Material supplied –
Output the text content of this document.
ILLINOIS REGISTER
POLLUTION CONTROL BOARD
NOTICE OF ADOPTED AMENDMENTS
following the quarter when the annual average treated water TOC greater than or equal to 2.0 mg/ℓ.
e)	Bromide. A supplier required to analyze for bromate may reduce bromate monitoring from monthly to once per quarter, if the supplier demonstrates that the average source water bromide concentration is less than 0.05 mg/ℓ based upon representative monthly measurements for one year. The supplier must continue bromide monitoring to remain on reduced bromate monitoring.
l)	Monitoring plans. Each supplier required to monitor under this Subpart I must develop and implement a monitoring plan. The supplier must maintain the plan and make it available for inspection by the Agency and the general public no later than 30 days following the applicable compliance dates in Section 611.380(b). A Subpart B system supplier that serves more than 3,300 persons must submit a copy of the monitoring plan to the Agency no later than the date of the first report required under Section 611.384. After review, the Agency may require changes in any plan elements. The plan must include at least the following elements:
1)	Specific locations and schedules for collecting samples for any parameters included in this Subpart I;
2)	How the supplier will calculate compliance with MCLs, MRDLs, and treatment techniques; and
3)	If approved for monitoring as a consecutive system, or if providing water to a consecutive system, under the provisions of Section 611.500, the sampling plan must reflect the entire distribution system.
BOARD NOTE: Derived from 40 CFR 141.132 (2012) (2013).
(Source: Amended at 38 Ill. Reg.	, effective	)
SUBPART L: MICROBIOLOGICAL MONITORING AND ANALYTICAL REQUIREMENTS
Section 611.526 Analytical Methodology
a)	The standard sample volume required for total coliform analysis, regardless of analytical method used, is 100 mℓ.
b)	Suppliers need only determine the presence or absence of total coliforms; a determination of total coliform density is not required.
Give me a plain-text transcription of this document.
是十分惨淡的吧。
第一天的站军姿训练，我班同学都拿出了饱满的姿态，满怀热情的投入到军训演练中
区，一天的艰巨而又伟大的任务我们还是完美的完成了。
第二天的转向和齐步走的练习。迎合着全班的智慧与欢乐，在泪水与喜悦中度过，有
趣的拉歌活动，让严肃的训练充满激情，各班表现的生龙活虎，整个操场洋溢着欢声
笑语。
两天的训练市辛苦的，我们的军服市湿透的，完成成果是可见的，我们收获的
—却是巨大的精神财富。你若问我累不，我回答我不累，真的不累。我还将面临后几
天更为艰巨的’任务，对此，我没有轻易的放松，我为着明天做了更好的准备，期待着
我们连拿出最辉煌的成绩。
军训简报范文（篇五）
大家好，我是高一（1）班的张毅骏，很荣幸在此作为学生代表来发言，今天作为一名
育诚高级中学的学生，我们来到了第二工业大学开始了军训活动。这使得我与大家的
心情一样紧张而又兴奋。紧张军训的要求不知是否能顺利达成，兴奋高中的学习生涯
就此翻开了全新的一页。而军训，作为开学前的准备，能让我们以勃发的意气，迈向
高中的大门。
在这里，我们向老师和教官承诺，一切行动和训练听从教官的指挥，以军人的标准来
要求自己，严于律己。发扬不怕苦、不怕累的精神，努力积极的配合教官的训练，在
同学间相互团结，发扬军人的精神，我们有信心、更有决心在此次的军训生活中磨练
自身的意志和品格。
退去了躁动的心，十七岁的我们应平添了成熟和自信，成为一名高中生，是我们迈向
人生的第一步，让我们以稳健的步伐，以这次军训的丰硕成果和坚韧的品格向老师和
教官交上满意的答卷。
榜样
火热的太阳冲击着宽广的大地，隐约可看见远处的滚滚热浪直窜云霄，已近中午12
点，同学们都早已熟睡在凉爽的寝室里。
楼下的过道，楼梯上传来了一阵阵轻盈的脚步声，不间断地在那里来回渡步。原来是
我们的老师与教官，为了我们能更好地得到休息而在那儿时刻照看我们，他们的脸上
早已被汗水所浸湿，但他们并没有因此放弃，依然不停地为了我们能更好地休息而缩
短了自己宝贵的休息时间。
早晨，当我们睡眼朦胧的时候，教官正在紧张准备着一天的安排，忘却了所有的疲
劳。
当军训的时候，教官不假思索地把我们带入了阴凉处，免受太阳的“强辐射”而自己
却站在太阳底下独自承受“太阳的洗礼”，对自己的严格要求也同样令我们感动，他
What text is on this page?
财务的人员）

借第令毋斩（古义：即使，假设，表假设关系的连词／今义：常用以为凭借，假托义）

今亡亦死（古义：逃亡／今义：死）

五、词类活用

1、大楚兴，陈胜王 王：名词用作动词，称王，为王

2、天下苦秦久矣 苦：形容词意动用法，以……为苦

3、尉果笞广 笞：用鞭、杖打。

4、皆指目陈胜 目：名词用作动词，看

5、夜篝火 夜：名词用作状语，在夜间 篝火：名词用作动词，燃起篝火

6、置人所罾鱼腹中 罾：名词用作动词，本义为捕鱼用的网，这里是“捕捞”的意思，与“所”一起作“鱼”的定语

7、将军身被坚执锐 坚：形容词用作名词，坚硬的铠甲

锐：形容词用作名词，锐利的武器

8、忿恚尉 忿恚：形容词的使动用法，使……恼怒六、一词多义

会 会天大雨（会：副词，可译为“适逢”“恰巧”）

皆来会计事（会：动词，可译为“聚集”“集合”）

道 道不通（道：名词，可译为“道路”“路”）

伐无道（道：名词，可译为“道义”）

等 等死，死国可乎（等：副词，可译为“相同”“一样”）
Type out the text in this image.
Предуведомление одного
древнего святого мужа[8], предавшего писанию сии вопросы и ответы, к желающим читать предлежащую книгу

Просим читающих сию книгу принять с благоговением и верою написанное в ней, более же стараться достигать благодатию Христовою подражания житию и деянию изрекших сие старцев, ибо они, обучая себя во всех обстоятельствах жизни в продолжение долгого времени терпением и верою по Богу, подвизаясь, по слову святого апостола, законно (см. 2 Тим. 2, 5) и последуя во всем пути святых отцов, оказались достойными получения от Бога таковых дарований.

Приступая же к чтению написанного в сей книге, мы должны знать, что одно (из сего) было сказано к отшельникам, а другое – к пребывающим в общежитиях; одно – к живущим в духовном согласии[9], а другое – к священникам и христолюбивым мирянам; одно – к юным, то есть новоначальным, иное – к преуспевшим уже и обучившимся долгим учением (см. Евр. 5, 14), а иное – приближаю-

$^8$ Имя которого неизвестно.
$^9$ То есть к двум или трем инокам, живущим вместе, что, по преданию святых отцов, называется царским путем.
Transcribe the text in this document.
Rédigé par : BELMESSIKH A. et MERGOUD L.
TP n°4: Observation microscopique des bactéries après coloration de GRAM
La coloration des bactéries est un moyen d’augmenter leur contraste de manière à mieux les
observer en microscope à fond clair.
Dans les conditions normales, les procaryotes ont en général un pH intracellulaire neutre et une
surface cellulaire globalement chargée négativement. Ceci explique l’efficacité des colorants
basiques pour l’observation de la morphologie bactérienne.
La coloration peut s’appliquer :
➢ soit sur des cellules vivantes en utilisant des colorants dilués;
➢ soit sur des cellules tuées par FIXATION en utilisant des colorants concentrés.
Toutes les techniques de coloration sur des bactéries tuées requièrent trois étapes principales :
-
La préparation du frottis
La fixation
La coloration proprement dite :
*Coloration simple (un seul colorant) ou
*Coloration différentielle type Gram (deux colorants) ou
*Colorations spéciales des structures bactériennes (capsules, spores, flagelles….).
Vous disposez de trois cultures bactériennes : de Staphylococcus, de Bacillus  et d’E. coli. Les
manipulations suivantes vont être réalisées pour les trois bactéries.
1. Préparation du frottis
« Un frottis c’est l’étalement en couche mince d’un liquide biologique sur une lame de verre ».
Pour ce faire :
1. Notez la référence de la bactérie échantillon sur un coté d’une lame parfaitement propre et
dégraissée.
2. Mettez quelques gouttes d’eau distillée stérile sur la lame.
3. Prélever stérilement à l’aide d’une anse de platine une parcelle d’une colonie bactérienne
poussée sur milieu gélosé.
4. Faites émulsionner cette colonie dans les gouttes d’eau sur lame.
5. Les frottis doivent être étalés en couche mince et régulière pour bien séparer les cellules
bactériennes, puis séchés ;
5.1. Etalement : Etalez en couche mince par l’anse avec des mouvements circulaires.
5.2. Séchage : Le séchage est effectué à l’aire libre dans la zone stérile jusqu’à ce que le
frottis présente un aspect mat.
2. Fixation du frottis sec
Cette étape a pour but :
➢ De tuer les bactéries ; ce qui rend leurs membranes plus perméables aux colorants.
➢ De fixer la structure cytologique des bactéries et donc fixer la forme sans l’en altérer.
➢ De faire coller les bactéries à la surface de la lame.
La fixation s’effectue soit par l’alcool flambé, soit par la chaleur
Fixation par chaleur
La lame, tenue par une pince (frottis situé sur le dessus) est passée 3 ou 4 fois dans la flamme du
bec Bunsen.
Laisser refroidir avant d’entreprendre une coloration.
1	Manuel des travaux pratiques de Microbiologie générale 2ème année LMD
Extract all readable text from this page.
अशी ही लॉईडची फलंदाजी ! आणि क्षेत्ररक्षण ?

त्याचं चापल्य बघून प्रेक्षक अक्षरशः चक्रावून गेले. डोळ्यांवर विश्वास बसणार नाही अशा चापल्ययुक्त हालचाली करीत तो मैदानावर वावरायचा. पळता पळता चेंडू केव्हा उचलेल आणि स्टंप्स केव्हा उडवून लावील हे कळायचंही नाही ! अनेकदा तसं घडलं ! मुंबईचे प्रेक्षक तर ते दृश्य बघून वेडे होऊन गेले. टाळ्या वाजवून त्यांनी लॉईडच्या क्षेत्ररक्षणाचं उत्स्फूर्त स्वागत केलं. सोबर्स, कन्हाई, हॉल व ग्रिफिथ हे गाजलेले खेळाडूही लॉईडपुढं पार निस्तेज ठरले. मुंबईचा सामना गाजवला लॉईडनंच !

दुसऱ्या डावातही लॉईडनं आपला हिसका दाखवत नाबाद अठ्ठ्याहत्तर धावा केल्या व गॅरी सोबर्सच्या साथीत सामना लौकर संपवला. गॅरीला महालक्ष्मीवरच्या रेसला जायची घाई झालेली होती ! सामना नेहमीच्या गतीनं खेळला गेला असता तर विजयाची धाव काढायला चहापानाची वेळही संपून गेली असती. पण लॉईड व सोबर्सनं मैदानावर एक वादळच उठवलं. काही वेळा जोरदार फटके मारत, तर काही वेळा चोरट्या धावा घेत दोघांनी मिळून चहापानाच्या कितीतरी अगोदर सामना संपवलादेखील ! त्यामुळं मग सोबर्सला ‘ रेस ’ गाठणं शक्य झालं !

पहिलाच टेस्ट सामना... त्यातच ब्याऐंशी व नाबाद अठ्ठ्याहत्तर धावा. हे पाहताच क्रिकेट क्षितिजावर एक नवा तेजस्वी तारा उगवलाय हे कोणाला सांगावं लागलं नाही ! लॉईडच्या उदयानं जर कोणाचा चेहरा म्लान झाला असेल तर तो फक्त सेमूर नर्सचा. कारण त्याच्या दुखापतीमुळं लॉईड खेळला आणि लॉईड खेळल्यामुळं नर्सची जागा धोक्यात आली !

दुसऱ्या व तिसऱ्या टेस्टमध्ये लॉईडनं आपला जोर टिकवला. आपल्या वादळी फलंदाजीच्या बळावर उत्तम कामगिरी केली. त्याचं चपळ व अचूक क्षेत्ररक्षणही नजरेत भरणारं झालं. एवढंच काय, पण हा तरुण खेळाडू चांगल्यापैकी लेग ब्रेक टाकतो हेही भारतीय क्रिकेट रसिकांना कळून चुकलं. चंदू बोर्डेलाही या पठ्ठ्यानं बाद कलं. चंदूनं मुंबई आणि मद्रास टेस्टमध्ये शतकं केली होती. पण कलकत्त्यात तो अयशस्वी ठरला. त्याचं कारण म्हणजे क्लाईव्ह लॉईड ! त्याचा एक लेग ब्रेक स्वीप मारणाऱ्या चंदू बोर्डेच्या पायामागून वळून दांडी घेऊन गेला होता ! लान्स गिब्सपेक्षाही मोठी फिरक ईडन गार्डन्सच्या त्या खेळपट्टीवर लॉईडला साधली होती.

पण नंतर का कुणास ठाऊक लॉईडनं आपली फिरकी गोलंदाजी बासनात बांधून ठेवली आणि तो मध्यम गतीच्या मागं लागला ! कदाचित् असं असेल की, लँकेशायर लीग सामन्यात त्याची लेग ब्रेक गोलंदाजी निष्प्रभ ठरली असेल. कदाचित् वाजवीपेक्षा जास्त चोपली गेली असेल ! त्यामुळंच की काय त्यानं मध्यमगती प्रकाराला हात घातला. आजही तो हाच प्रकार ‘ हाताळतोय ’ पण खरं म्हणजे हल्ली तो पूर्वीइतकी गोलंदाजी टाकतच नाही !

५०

Given task – Pick out the lines above containing the word "cellules", then copy them.

Result –
➢ soit sur des cellules vivantes en utilisant des colorants dilués;
➢ soit sur des cellules tuées par FIXATION en utilisant des colorants concentrés.
5. Les frottis doivent être étalés en couche mince et régulière pour bien séparer les cellules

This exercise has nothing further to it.